**Goal**
Copy every line from the records below that holds the word "административных".

(Saved entries)

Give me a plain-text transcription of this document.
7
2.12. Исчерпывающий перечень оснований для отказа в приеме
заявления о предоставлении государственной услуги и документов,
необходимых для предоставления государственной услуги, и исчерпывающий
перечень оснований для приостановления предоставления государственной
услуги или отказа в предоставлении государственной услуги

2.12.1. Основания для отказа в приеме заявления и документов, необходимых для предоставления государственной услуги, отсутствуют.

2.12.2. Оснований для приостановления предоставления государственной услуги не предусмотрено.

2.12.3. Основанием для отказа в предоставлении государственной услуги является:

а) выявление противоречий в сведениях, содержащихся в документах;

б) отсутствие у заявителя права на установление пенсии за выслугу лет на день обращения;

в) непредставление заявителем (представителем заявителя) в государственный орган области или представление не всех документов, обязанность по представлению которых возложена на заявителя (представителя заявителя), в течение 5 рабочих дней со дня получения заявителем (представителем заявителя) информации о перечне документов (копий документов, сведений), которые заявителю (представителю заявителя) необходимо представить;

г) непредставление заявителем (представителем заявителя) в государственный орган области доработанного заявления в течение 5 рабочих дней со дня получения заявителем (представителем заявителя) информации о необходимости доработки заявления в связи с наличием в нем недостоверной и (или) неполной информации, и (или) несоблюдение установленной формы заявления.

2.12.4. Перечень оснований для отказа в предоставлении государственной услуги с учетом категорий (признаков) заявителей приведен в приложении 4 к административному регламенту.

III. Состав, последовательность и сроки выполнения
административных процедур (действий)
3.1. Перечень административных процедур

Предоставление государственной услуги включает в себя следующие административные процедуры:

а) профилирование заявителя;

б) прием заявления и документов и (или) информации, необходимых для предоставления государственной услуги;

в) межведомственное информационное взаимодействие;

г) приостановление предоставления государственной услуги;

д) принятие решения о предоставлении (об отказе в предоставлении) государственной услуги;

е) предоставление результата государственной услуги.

**Result below**
административных процедур (действий)
3.1. Перечень административных процедур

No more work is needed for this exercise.